**WRITTEN EXERCISE:** Copy all of the material exactly. Pictures are not to appear in the copy.

· · · · ·

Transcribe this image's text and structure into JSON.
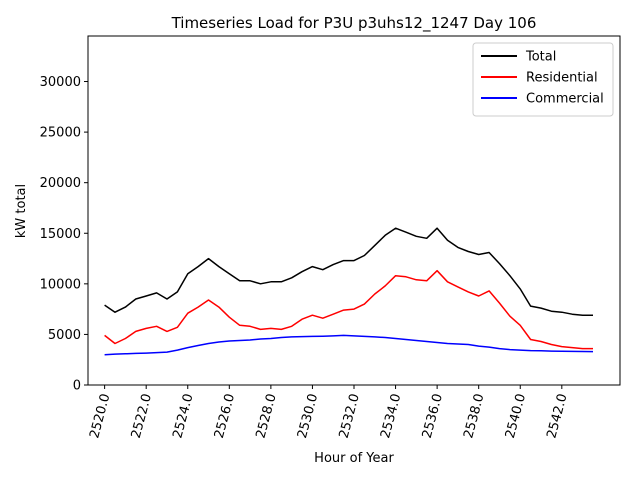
{
  "chart_data": {
    "type": "line",
    "title": "Timeseries Load for P3U p3uhs12_1247  Day 106",
    "xlabel": "Hour of Year",
    "ylabel": "kW total",
    "xlim": [
      2519.2,
      2544.8
    ],
    "ylim": [
      0,
      34500
    ],
    "x_ticks": [
      2520,
      2522,
      2524,
      2526,
      2528,
      2530,
      2532,
      2534,
      2536,
      2538,
      2540,
      2542
    ],
    "x_tick_labels": [
      "2520.0",
      "2522.0",
      "2524.0",
      "2526.0",
      "2528.0",
      "2530.0",
      "2532.0",
      "2534.0",
      "2536.0",
      "2538.0",
      "2540.0",
      "2542.0"
    ],
    "y_ticks": [
      0,
      5000,
      10000,
      15000,
      20000,
      25000,
      30000
    ],
    "y_tick_labels": [
      "0",
      "5000",
      "10000",
      "15000",
      "20000",
      "25000",
      "30000"
    ],
    "legend_position": "top-right",
    "grid": false,
    "x": [
      2520,
      2520.5,
      2521,
      2521.5,
      2522,
      2522.5,
      2523,
      2523.5,
      2524,
      2524.5,
      2525,
      2525.5,
      2526,
      2526.5,
      2527,
      2527.5,
      2528,
      2528.5,
      2529,
      2529.5,
      2530,
      2530.5,
      2531,
      2531.5,
      2532,
      2532.5,
      2533,
      2533.5,
      2534,
      2534.5,
      2535,
      2535.5,
      2536,
      2536.5,
      2537,
      2537.5,
      2538,
      2538.5,
      2539,
      2539.5,
      2540,
      2540.5,
      2541,
      2541.5,
      2542,
      2542.5,
      2543,
      2543.5
    ],
    "series": [
      {
        "name": "Total",
        "color": "#000000",
        "values": [
          7900,
          7200,
          7700,
          8500,
          8800,
          9100,
          8500,
          9200,
          11000,
          11700,
          12500,
          11700,
          11000,
          10300,
          10300,
          10000,
          10200,
          10200,
          10600,
          11200,
          11700,
          11400,
          11900,
          12300,
          12300,
          12800,
          13800,
          14800,
          15500,
          15100,
          14700,
          14500,
          15500,
          14300,
          13600,
          13200,
          12900,
          13100,
          12000,
          10800,
          9500,
          7800,
          7600,
          7300,
          7200,
          7000,
          6900,
          6900
        ]
      },
      {
        "name": "Residential",
        "color": "#ff0000",
        "values": [
          4900,
          4100,
          4600,
          5300,
          5600,
          5800,
          5300,
          5700,
          7100,
          7700,
          8400,
          7700,
          6700,
          5900,
          5800,
          5500,
          5600,
          5500,
          5800,
          6500,
          6900,
          6600,
          7000,
          7400,
          7500,
          8000,
          9000,
          9800,
          10800,
          10700,
          10400,
          10300,
          11300,
          10200,
          9700,
          9200,
          8800,
          9300,
          8100,
          6800,
          5900,
          4500,
          4300,
          4000,
          3800,
          3700,
          3600,
          3600
        ]
      },
      {
        "name": "Commercial",
        "color": "#0000ff",
        "values": [
          3000,
          3050,
          3080,
          3120,
          3150,
          3200,
          3250,
          3450,
          3700,
          3900,
          4100,
          4250,
          4350,
          4400,
          4450,
          4550,
          4600,
          4700,
          4750,
          4780,
          4800,
          4820,
          4850,
          4900,
          4850,
          4800,
          4750,
          4700,
          4600,
          4500,
          4400,
          4300,
          4200,
          4100,
          4050,
          4000,
          3850,
          3750,
          3600,
          3500,
          3450,
          3400,
          3380,
          3350,
          3330,
          3320,
          3310,
          3300
        ]
      }
    ]
  }
}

· · · · ·

**THE RESULT:**
Transcribe this image's text and structure into JSON.
{
  "chart_data": {
    "type": "line",
    "title": "Timeseries Load for P3U p3uhs12_1247  Day 106",
    "xlabel": "Hour of Year",
    "ylabel": "kW total",
    "xlim": [
      2519.2,
      2544.8
    ],
    "ylim": [
      0,
      34500
    ],
    "x_ticks": [
      2520,
      2522,
      2524,
      2526,
      2528,
      2530,
      2532,
      2534,
      2536,
      2538,
      2540,
      2542
    ],
    "x_tick_labels": [
      "2520.0",
      "2522.0",
      "2524.0",
      "2526.0",
      "2528.0",
      "2530.0",
      "2532.0",
      "2534.0",
      "2536.0",
      "2538.0",
      "2540.0",
      "2542.0"
    ],
    "y_ticks": [
      0,
      5000,
      10000,
      15000,
      20000,
      25000,
      30000
    ],
    "y_tick_labels": [
      "0",
      "5000",
      "10000",
      "15000",
      "20000",
      "25000",
      "30000"
    ],
    "legend_position": "top-right",
    "grid": false,
    "x": [
      2520,
      2520.5,
      2521,
      2521.5,
      2522,
      2522.5,
      2523,
      2523.5,
      2524,
      2524.5,
      2525,
      2525.5,
      2526,
      2526.5,
      2527,
      2527.5,
      2528,
      2528.5,
      2529,
      2529.5,
      2530,
      2530.5,
      2531,
      2531.5,
      2532,
      2532.5,
      2533,
      2533.5,
      2534,
      2534.5,
      2535,
      2535.5,
      2536,
      2536.5,
      2537,
      2537.5,
      2538,
      2538.5,
      2539,
      2539.5,
      2540,
      2540.5,
      2541,
      2541.5,
      2542,
      2542.5,
      2543,
      2543.5
    ],
    "series": [
      {
        "name": "Total",
        "color": "#000000",
        "values": [
          7900,
          7200,
          7700,
          8500,
          8800,
          9100,
          8500,
          9200,
          11000,
          11700,
          12500,
          11700,
          11000,
          10300,
          10300,
          10000,
          10200,
          10200,
          10600,
          11200,
          11700,
          11400,
          11900,
          12300,
          12300,
          12800,
          13800,
          14800,
          15500,
          15100,
          14700,
          14500,
          15500,
          14300,
          13600,
          13200,
          12900,
          13100,
          12000,
          10800,
          9500,
          7800,
          7600,
          7300,
          7200,
          7000,
          6900,
          6900
        ]
      },
      {
        "name": "Residential",
        "color": "#ff0000",
        "values": [
          4900,
          4100,
          4600,
          5300,
          5600,
          5800,
          5300,
          5700,
          7100,
          7700,
          8400,
          7700,
          6700,
          5900,
          5800,
          5500,
          5600,
          5500,
          5800,
          6500,
          6900,
          6600,
          7000,
          7400,
          7500,
          8000,
          9000,
          9800,
          10800,
          10700,
          10400,
          10300,
          11300,
          10200,
          9700,
          9200,
          8800,
          9300,
          8100,
          6800,
          5900,
          4500,
          4300,
          4000,
          3800,
          3700,
          3600,
          3600
        ]
      },
      {
        "name": "Commercial",
        "color": "#0000ff",
        "values": [
          3000,
          3050,
          3080,
          3120,
          3150,
          3200,
          3250,
          3450,
          3700,
          3900,
          4100,
          4250,
          4350,
          4400,
          4450,
          4550,
          4600,
          4700,
          4750,
          4780,
          4800,
          4820,
          4850,
          4900,
          4850,
          4800,
          4750,
          4700,
          4600,
          4500,
          4400,
          4300,
          4200,
          4100,
          4050,
          4000,
          3850,
          3750,
          3600,
          3500,
          3450,
          3400,
          3380,
          3350,
          3330,
          3320,
          3310,
          3300
        ]
      }
    ]
  }
}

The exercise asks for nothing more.